- PROBLEM DESCRIPTION
Reproduce the listing below in full and without alteration, apart from its pictures.

- RECORDED INFORMATION

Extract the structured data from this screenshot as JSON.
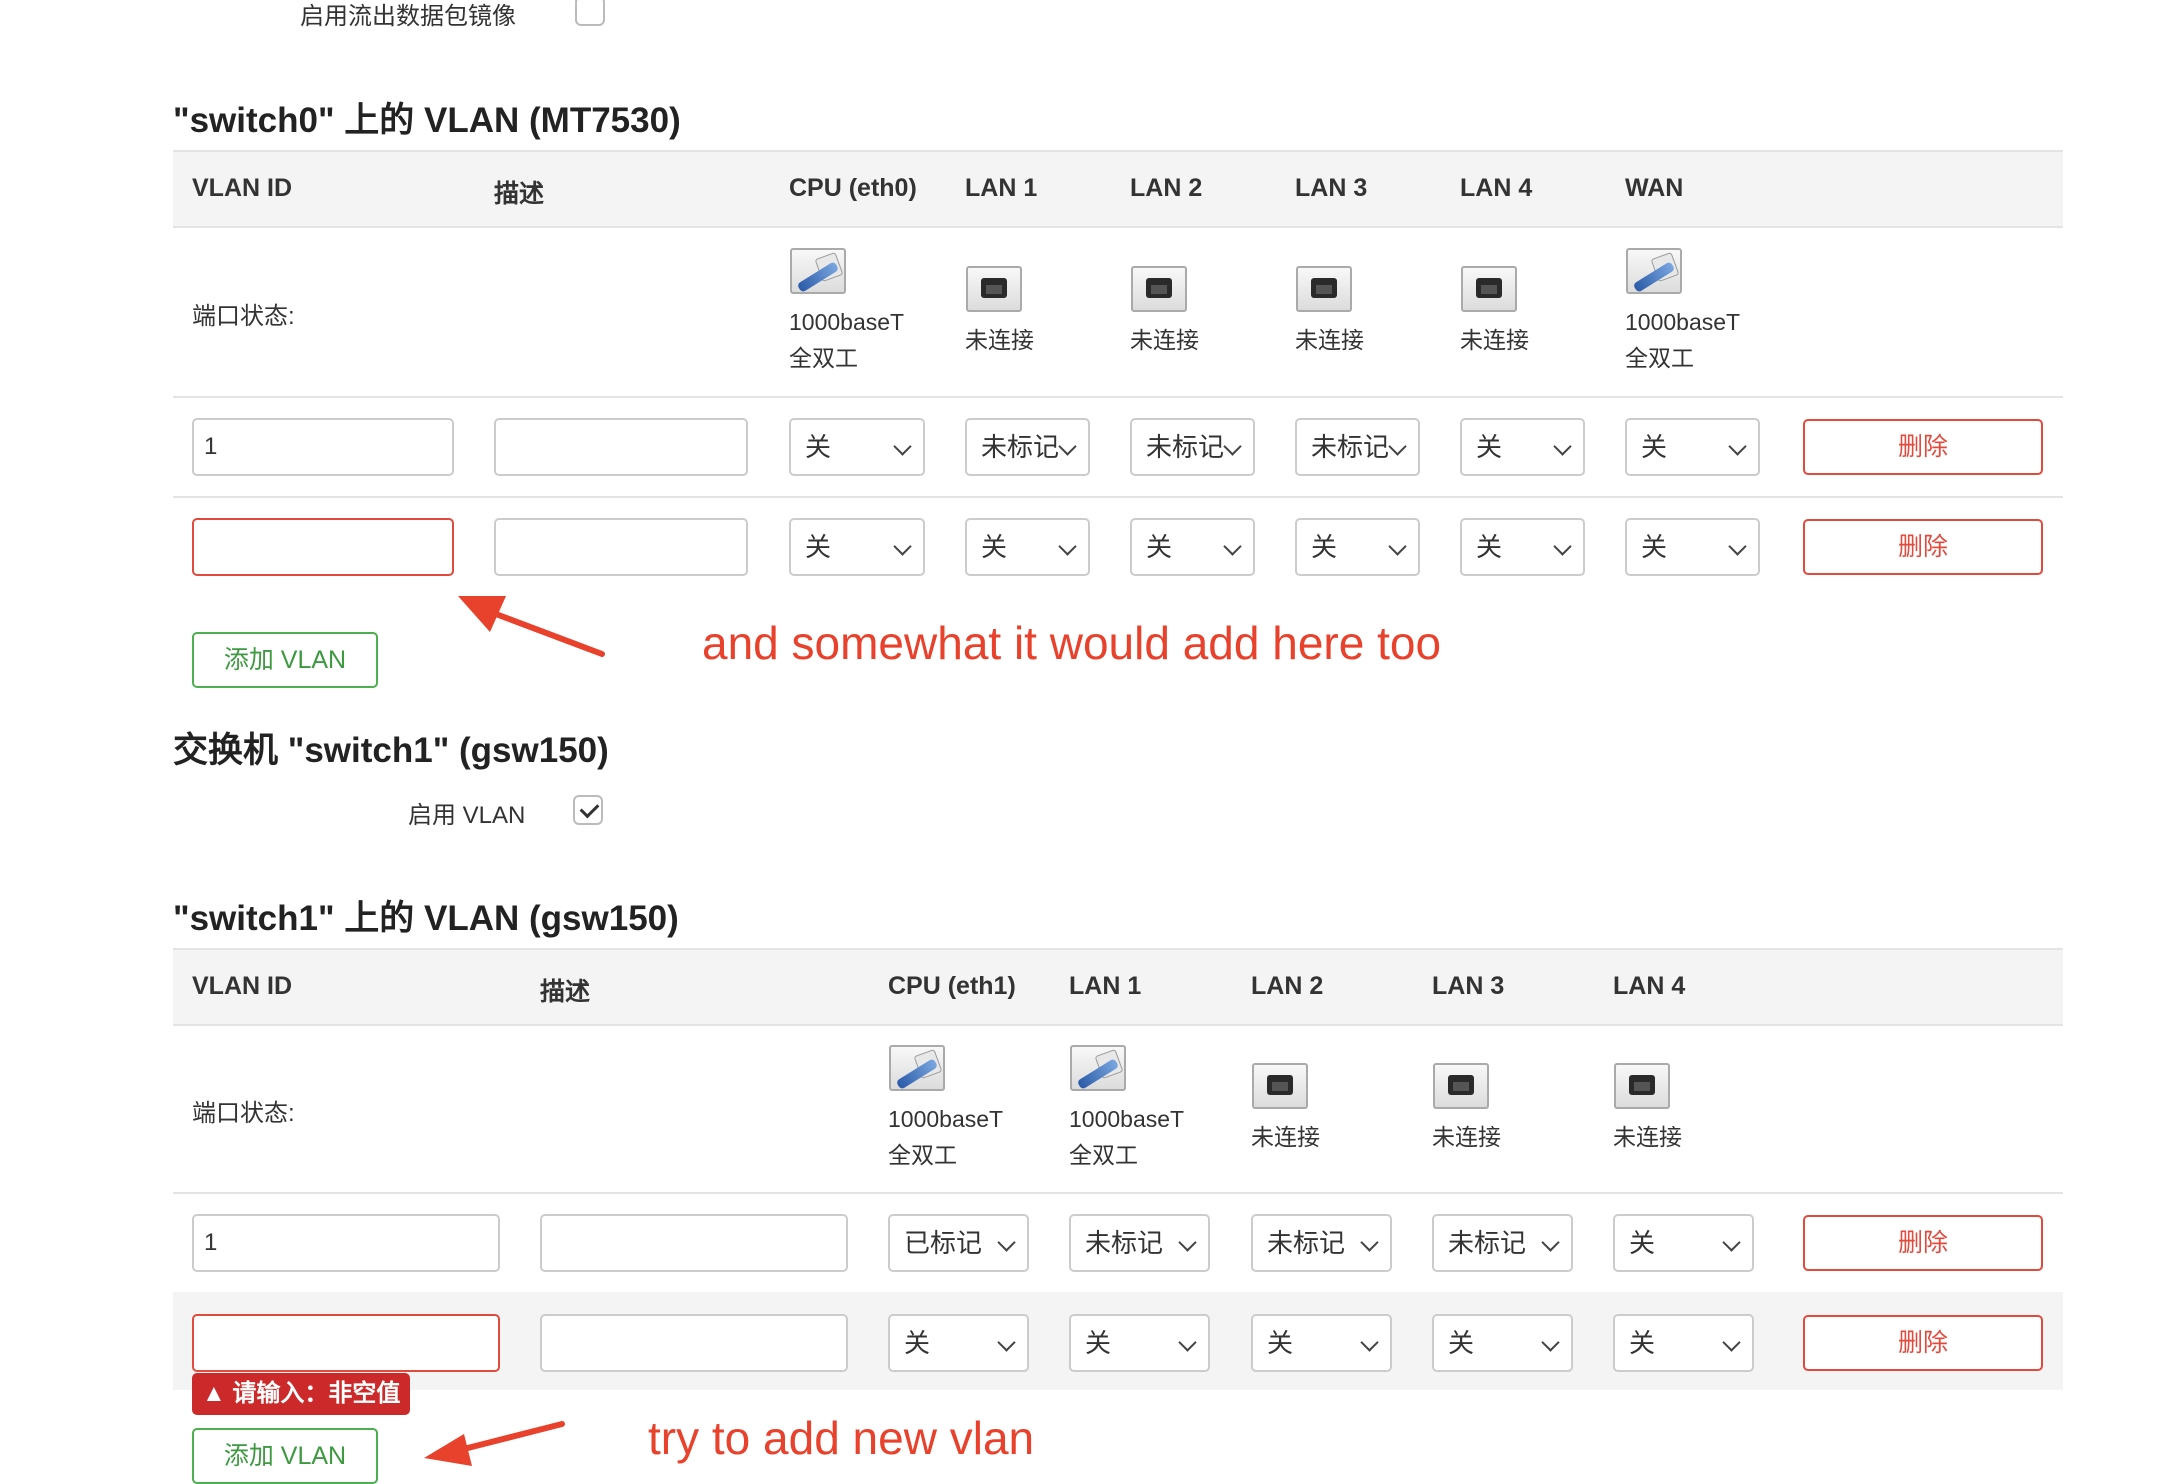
{
  "top": {
    "mirror_label": "启用流出数据包镜像",
    "mirror_checked": false
  },
  "switch0": {
    "title": "\"switch0\" 上的 VLAN (MT7530)",
    "headers": {
      "vlan_id": "VLAN ID",
      "desc": "描述",
      "cpu": "CPU (eth0)",
      "lan1": "LAN 1",
      "lan2": "LAN 2",
      "lan3": "LAN 3",
      "lan4": "LAN 4",
      "wan": "WAN"
    },
    "port_status_label": "端口状态:",
    "ports": [
      {
        "state": "up",
        "line1": "1000baseT",
        "line2": "全双工"
      },
      {
        "state": "down",
        "line1": "未连接",
        "line2": ""
      },
      {
        "state": "down",
        "line1": "未连接",
        "line2": ""
      },
      {
        "state": "down",
        "line1": "未连接",
        "line2": ""
      },
      {
        "state": "down",
        "line1": "未连接",
        "line2": ""
      },
      {
        "state": "up",
        "line1": "1000baseT",
        "line2": "全双工"
      }
    ],
    "rows": [
      {
        "vlan_id": "1",
        "desc": "",
        "cpu": "关",
        "lan1": "未标记",
        "lan2": "未标记",
        "lan3": "未标记",
        "lan4": "关",
        "wan": "关",
        "delete": "删除"
      },
      {
        "vlan_id": "",
        "desc": "",
        "cpu": "关",
        "lan1": "关",
        "lan2": "关",
        "lan3": "关",
        "lan4": "关",
        "wan": "关",
        "delete": "删除"
      }
    ],
    "add_button": "添加 VLAN"
  },
  "switch1_section": {
    "title": "交换机 \"switch1\" (gsw150)",
    "enable_vlan_label": "启用 VLAN",
    "enable_vlan_checked": true
  },
  "switch1": {
    "title": "\"switch1\" 上的 VLAN (gsw150)",
    "headers": {
      "vlan_id": "VLAN ID",
      "desc": "描述",
      "cpu": "CPU (eth1)",
      "lan1": "LAN 1",
      "lan2": "LAN 2",
      "lan3": "LAN 3",
      "lan4": "LAN 4"
    },
    "port_status_label": "端口状态:",
    "ports": [
      {
        "state": "up",
        "line1": "1000baseT",
        "line2": "全双工"
      },
      {
        "state": "up",
        "line1": "1000baseT",
        "line2": "全双工"
      },
      {
        "state": "down",
        "line1": "未连接",
        "line2": ""
      },
      {
        "state": "down",
        "line1": "未连接",
        "line2": ""
      },
      {
        "state": "down",
        "line1": "未连接",
        "line2": ""
      }
    ],
    "rows": [
      {
        "vlan_id": "1",
        "desc": "",
        "cpu": "已标记",
        "lan1": "未标记",
        "lan2": "未标记",
        "lan3": "未标记",
        "lan4": "关",
        "delete": "删除"
      },
      {
        "vlan_id": "",
        "desc": "",
        "cpu": "关",
        "lan1": "关",
        "lan2": "关",
        "lan3": "关",
        "lan4": "关",
        "delete": "删除"
      }
    ],
    "validation_tooltip": "▲ 请输入：非空值",
    "add_button": "添加 VLAN"
  },
  "annotations": {
    "note1": "and somewhat it would add here too",
    "note2": "try to add new vlan",
    "color": "#e8412c"
  }
}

- SOLUTION TO THE PROBLEM
Extract the structured data from this screenshot as JSON.
{
  "top": {
    "mirror_label": "启用流出数据包镜像",
    "mirror_checked": false
  },
  "switch0": {
    "title": "\"switch0\" 上的 VLAN (MT7530)",
    "headers": {
      "vlan_id": "VLAN ID",
      "desc": "描述",
      "cpu": "CPU (eth0)",
      "lan1": "LAN 1",
      "lan2": "LAN 2",
      "lan3": "LAN 3",
      "lan4": "LAN 4",
      "wan": "WAN"
    },
    "port_status_label": "端口状态:",
    "ports": [
      {
        "state": "up",
        "line1": "1000baseT",
        "line2": "全双工"
      },
      {
        "state": "down",
        "line1": "未连接",
        "line2": ""
      },
      {
        "state": "down",
        "line1": "未连接",
        "line2": ""
      },
      {
        "state": "down",
        "line1": "未连接",
        "line2": ""
      },
      {
        "state": "down",
        "line1": "未连接",
        "line2": ""
      },
      {
        "state": "up",
        "line1": "1000baseT",
        "line2": "全双工"
      }
    ],
    "rows": [
      {
        "vlan_id": "1",
        "desc": "",
        "cpu": "关",
        "lan1": "未标记",
        "lan2": "未标记",
        "lan3": "未标记",
        "lan4": "关",
        "wan": "关",
        "delete": "删除"
      },
      {
        "vlan_id": "",
        "desc": "",
        "cpu": "关",
        "lan1": "关",
        "lan2": "关",
        "lan3": "关",
        "lan4": "关",
        "wan": "关",
        "delete": "删除"
      }
    ],
    "add_button": "添加 VLAN"
  },
  "switch1_section": {
    "title": "交换机 \"switch1\" (gsw150)",
    "enable_vlan_label": "启用 VLAN",
    "enable_vlan_checked": true
  },
  "switch1": {
    "title": "\"switch1\" 上的 VLAN (gsw150)",
    "headers": {
      "vlan_id": "VLAN ID",
      "desc": "描述",
      "cpu": "CPU (eth1)",
      "lan1": "LAN 1",
      "lan2": "LAN 2",
      "lan3": "LAN 3",
      "lan4": "LAN 4"
    },
    "port_status_label": "端口状态:",
    "ports": [
      {
        "state": "up",
        "line1": "1000baseT",
        "line2": "全双工"
      },
      {
        "state": "up",
        "line1": "1000baseT",
        "line2": "全双工"
      },
      {
        "state": "down",
        "line1": "未连接",
        "line2": ""
      },
      {
        "state": "down",
        "line1": "未连接",
        "line2": ""
      },
      {
        "state": "down",
        "line1": "未连接",
        "line2": ""
      }
    ],
    "rows": [
      {
        "vlan_id": "1",
        "desc": "",
        "cpu": "已标记",
        "lan1": "未标记",
        "lan2": "未标记",
        "lan3": "未标记",
        "lan4": "关",
        "delete": "删除"
      },
      {
        "vlan_id": "",
        "desc": "",
        "cpu": "关",
        "lan1": "关",
        "lan2": "关",
        "lan3": "关",
        "lan4": "关",
        "delete": "删除"
      }
    ],
    "validation_tooltip": "▲ 请输入：非空值",
    "add_button": "添加 VLAN"
  },
  "annotations": {
    "note1": "and somewhat it would add here too",
    "note2": "try to add new vlan",
    "color": "#e8412c"
  }
}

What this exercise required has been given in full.